== Problem to solve ==
Check each line of the records below for the word "this" and copy those where it appears.

== Records ==
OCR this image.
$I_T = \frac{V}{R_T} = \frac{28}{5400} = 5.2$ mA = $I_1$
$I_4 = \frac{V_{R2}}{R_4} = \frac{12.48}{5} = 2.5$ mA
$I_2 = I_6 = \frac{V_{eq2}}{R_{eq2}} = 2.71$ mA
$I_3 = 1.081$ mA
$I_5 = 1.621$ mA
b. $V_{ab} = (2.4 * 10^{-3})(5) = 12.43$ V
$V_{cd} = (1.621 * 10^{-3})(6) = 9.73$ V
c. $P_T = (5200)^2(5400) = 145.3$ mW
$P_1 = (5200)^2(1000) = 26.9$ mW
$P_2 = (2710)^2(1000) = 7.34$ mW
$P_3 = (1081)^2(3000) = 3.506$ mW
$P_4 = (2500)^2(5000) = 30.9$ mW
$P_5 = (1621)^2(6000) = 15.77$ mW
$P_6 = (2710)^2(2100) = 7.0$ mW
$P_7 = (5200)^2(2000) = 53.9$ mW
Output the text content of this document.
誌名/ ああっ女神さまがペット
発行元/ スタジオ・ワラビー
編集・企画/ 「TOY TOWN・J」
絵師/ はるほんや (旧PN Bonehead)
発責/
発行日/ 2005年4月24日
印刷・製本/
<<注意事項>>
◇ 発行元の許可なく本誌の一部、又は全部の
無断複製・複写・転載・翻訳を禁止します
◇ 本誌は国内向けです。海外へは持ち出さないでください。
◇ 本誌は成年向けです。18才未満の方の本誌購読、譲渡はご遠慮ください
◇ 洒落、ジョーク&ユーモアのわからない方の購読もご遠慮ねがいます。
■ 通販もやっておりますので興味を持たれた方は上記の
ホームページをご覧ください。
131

== Reply ==
OCR this image.
Output the text content of this document.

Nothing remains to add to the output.